### What the task asks
Every entry should be repeated exactly. Omit the pictures.

### Material for the task

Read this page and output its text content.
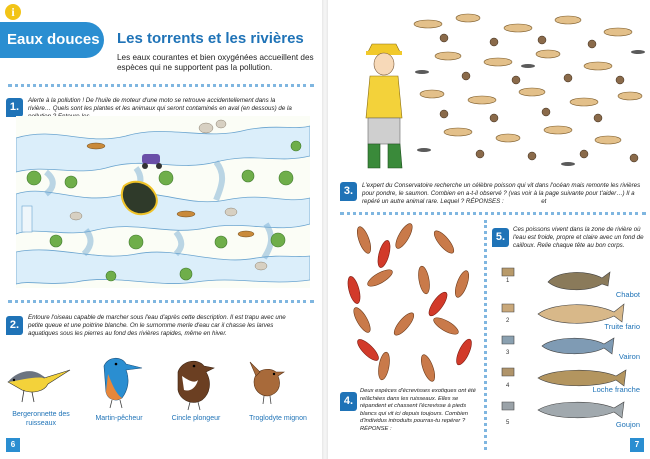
i
Eaux douces Les torrents et les rivières
Les eaux courantes et bien oxygénées accueillent des espèces qui ne supportent pas la pollution.
1.
Alerte à la pollution ! De l'huile de moteur d'une moto se retrouve accidentellement dans la rivière… Quels sont les plantes et les animaux qui seront contaminés en aval (en dessous) de la
2.
Entoure l'oiseau capable de marcher sous l'eau d'après cette description. Il est trapu avec une petite queue et une poitrine blanche. On le surnomme merle d'eau car il chasse les larves aquatiques sous les pierres au fond des rivières rapides, même en hiver.
Bergeronnette des ruisseaux
Martin-pêcheur	Cincle plongeur	Troglodyte mignon
6
3.	L'expert du Conservatoire recherche un célèbre poisson qui vit dans l'océan mais remonte les rivières pour pondre, le saumon. Combien en a-t-il observé ? (vas voir à la page suivante pour t'aider…) Il a repéré un autre animal rare. Lequel ? RÉPONSES :	et
4.
Deux espèces d'écrevisses exotiques ont été relâchées dans les ruisseaux. Elles se répandent et chassent l'écrevisse à pieds blancs qui vit ici depuis toujours. Combien d'individus introduits pourras-tu repérer ? RÉPONSE :
5.
Ces poissons vivent dans la zone de rivière où l'eau est froide, propre et claire avec un fond de cailloux. Relie chaque tête au bon corps.
1
2
3
4
5
Chabot
Truite fario
Vairon
Loche franche
Goujon
7
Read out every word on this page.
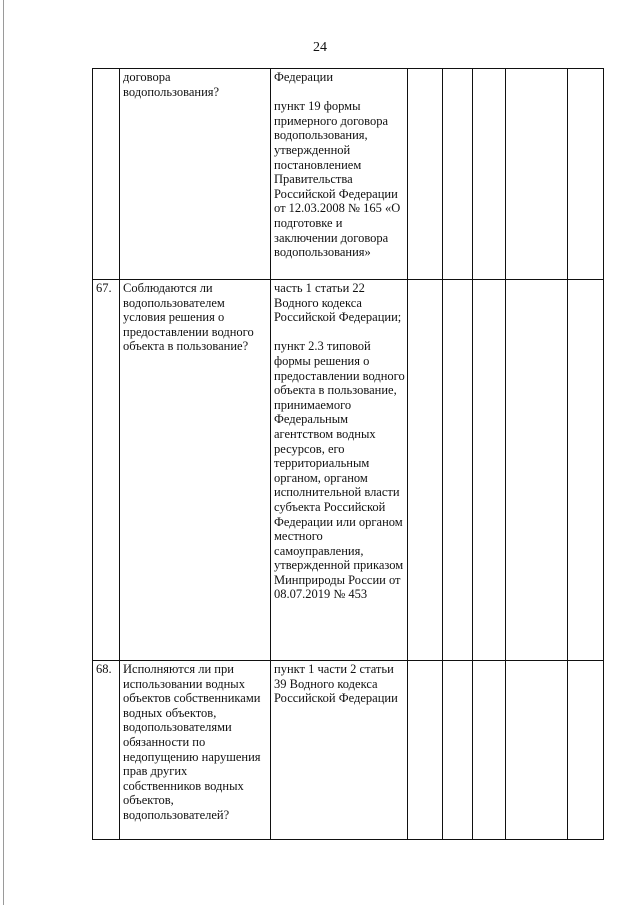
24
	договора водопользования?	Федерации
пункт 19 формы примерного договора водопользования, утвержденной постановлением Правительства Российской Федерации от 12.03.2008 № 165 «О подготовке и заключении договора водопользования»					

67.	Соблюдаются ли водопользователем условия решения о предоставлении водного объекта в пользование?	часть 1 статьи 22 Водного кодекса Российской Федерации;
пункт 2.3 типовой формы решения о предоставлении водного объекта в пользование, принимаемого Федеральным агентством водных ресурсов, его территориальным органом, органом исполнительной власти субъекта Российской Федерации или органом местного самоуправления, утвержденной приказом Минприроды России от 08.07.2019 № 453					

68.	Исполняются ли при использовании водных объектов собственниками водных объектов, водопользователями обязанности по недопущению нарушения прав других собственников водных объектов, водопользователей?	пункт 1 части 2 статьи 39 Водного кодекса Российской Федерации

### Correct response
Read this page and output its text content.
i
Eaux douces Les torrents et les rivières
Les eaux courantes et bien oxygénées accueillent des espèces qui ne supportent pas la pollution.
1.
Alerte à la pollution ! De l'huile de moteur d'une moto se retrouve accidentellement dans la rivière… Quels sont les plantes et les animaux qui seront contaminés en aval (en dessous) de la
2.
Entoure l'oiseau capable de marcher sous l'eau d'après cette description. Il est trapu avec une petite queue et une poitrine blanche. On le surnomme merle d'eau car il chasse les larves aquatiques sous les pierres au fond des rivières rapides, même en hiver.
Bergeronnette des ruisseaux
Martin-pêcheur	Cincle plongeur	Troglodyte mignon
6
3.	L'expert du Conservatoire recherche un célèbre poisson qui vit dans l'océan mais remonte les rivières pour pondre, le saumon. Combien en a-t-il observé ? (vas voir à la page suivante pour t'aider…) Il a repéré un autre animal rare. Lequel ? RÉPONSES :	et
4.
Deux espèces d'écrevisses exotiques ont été relâchées dans les ruisseaux. Elles se répandent et chassent l'écrevisse à pieds blancs qui vit ici depuis toujours. Combien d'individus introduits pourras-tu repérer ? RÉPONSE :
5.
Ces poissons vivent dans la zone de rivière où l'eau est froide, propre et claire avec un fond de cailloux. Relie chaque tête au bon corps.
1
2
3
4
5
Chabot
Truite fario
Vairon
Loche franche
Goujon
7
Read out every word on this page.
24
	договора водопользования?	Федерации
пункт 19 формы примерного договора водопользования, утвержденной постановлением Правительства Российской Федерации от 12.03.2008 № 165 «О подготовке и заключении договора водопользования»					

67.	Соблюдаются ли водопользователем условия решения о предоставлении водного объекта в пользование?	часть 1 статьи 22 Водного кодекса Российской Федерации;
пункт 2.3 типовой формы решения о предоставлении водного объекта в пользование, принимаемого Федеральным агентством водных ресурсов, его территориальным органом, органом исполнительной власти субъекта Российской Федерации или органом местного самоуправления, утвержденной приказом Минприроды России от 08.07.2019 № 453					

68.	Исполняются ли при использовании водных объектов собственниками водных объектов, водопользователями обязанности по недопущению нарушения прав других собственников водных объектов, водопользователей?	пункт 1 части 2 статьи 39 Водного кодекса Российской Федерации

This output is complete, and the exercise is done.